Extracted data entries:
"""

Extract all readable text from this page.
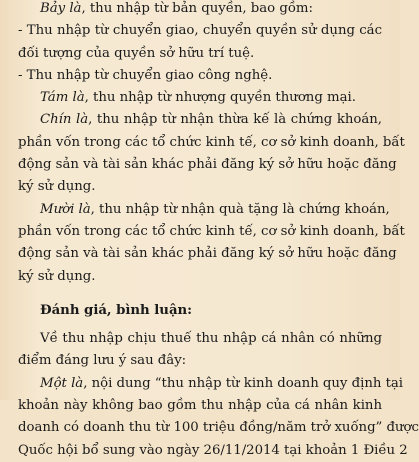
Bảy là, thu nhập từ bản quyền, bao gồm:
- Thu nhập từ chuyển giao, chuyển quyền sử dụng các
đối tượng của quyền sở hữu trí tuệ.
- Thu nhập từ chuyển giao công nghệ.
Tám là, thu nhập từ nhượng quyền thương mại.
Chín là, thu nhập từ nhận thừa kế là chứng khoán,
phần vốn trong các tổ chức kinh tế, cơ sở kinh doanh, bất
động sản và tài sản khác phải đăng ký sở hữu hoặc đăng
ký sử dụng.
Mười là, thu nhập từ nhận quà tặng là chứng khoán,
phần vốn trong các tổ chức kinh tế, cơ sở kinh doanh, bất
động sản và tài sản khác phải đăng ký sở hữu hoặc đăng
ký sử dụng.
Đánh giá, bình luận:
Về thu nhập chịu thuế thu nhập cá nhân có những
điểm đáng lưu ý sau đây:
Một là, nội dung “thu nhập từ kinh doanh quy định tại
khoản này không bao gồm thu nhập của cá nhân kinh
doanh có doanh thu từ 100 triệu đồng/năm trở xuống” được
Quốc hội bổ sung vào ngày 26/11/2014 tại khoản 1 Điều 2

"""

WHAT THIS TASK INVOLVES:
Which lines include the word "giao"? Copy every one of them.

PROBLEM SOLUTION:
- Thu nhập từ chuyển giao, chuyển quyền sử dụng các
- Thu nhập từ chuyển giao công nghệ.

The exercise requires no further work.